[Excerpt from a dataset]
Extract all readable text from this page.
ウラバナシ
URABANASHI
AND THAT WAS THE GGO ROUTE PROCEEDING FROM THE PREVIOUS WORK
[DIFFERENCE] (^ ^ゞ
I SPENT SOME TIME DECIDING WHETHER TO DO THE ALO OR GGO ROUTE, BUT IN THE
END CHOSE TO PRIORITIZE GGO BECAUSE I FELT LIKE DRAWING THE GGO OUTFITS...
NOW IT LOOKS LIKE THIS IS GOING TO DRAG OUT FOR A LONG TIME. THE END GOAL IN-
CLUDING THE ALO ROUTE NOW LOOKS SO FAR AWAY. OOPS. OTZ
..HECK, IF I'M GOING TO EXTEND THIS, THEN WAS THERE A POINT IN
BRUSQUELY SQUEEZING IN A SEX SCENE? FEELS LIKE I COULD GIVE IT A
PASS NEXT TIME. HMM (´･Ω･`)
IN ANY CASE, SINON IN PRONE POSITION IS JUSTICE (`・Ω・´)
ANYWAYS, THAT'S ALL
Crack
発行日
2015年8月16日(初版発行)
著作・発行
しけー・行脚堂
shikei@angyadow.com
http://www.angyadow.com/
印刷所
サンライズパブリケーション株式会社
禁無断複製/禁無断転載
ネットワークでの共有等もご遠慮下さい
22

...

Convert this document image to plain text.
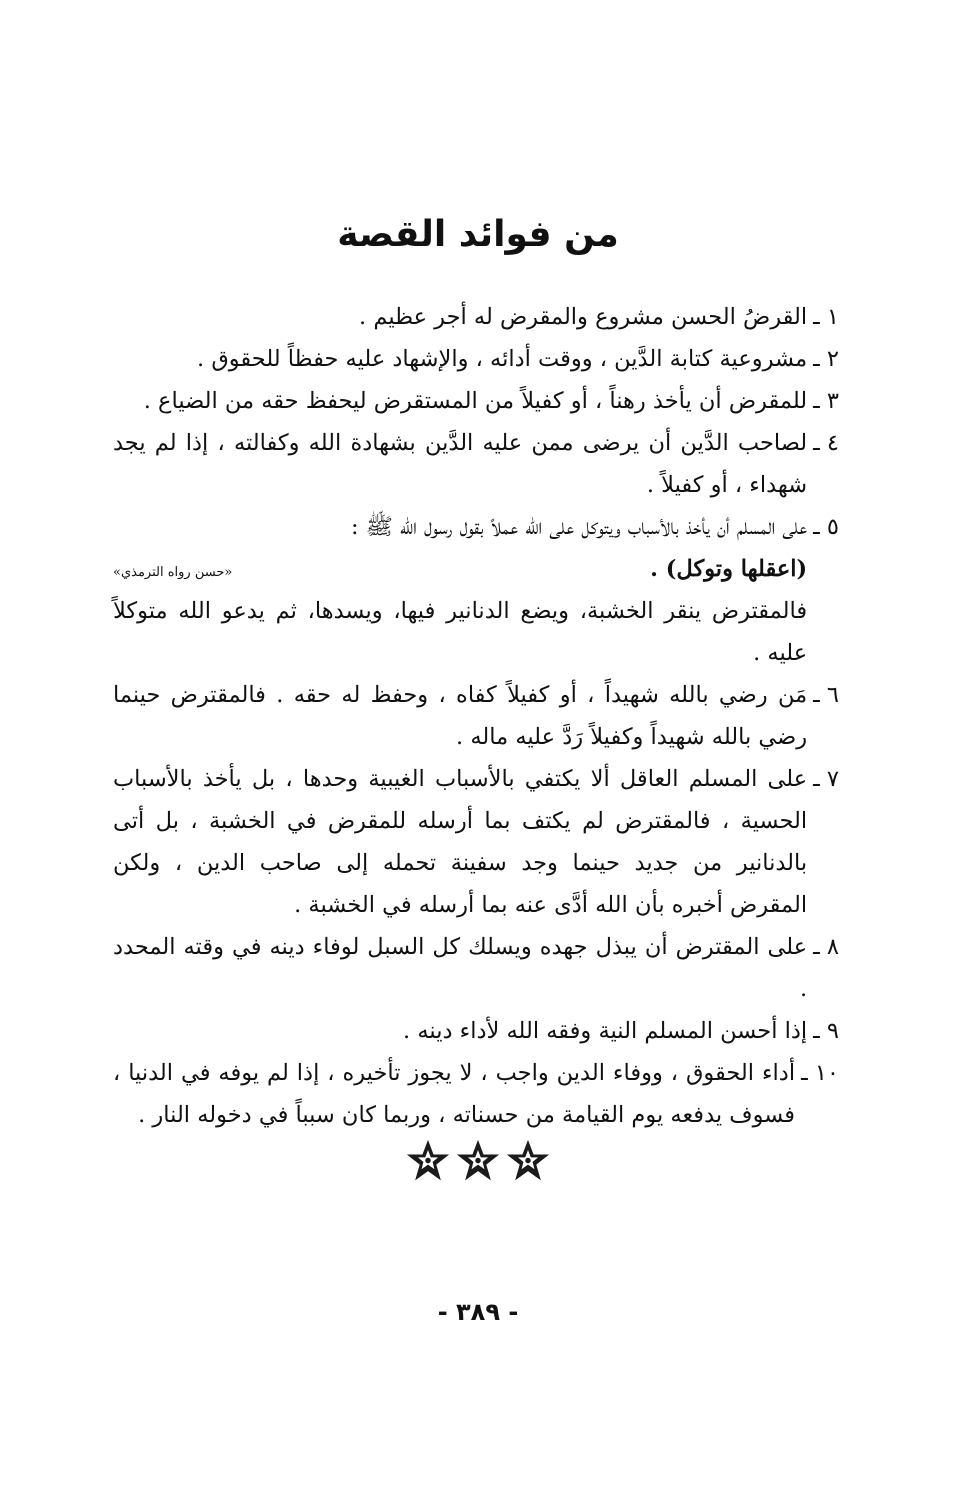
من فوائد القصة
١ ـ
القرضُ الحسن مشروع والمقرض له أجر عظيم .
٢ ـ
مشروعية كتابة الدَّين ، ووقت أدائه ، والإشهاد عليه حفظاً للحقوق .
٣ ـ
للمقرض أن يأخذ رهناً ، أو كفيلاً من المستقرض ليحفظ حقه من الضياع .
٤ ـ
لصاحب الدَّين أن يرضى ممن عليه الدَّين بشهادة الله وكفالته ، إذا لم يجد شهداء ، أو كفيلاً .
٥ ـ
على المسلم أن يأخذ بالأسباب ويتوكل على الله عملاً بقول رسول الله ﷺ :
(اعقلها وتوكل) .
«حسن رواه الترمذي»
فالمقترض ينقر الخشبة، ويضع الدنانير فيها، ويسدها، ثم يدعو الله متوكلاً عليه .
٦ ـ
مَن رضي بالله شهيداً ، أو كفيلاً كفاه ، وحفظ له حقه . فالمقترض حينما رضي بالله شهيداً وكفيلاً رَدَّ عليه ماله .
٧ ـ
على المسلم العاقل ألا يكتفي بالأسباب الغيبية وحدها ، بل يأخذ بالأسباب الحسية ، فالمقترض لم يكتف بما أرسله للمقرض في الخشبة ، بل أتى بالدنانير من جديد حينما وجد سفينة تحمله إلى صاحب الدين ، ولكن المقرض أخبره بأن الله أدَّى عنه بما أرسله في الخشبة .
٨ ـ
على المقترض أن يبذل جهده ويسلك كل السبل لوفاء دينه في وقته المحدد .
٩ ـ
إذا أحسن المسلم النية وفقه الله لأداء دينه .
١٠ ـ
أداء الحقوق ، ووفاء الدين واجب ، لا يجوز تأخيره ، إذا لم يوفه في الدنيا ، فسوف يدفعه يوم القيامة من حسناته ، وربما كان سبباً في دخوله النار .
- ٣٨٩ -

■ **Short task**
Copy down every line of the entries containing the word "يأخذ".

■ **Response below**
للمقرض أن يأخذ رهناً ، أو كفيلاً من المستقرض ليحفظ حقه من الضياع .
على المسلم أن يأخذ بالأسباب ويتوكل على الله عملاً بقول رسول الله ﷺ :
على المسلم العاقل ألا يكتفي بالأسباب الغيبية وحدها ، بل يأخذ بالأسباب الحسية ، فالمقترض لم يكتف بما أرسله للمقرض في الخشبة ، بل أتى بالدنانير من جديد حينما وجد سفينة تحمله إلى صاحب الدين ، ولكن المقرض أخبره بأن الله أدَّى عنه بما أرسله في الخشبة .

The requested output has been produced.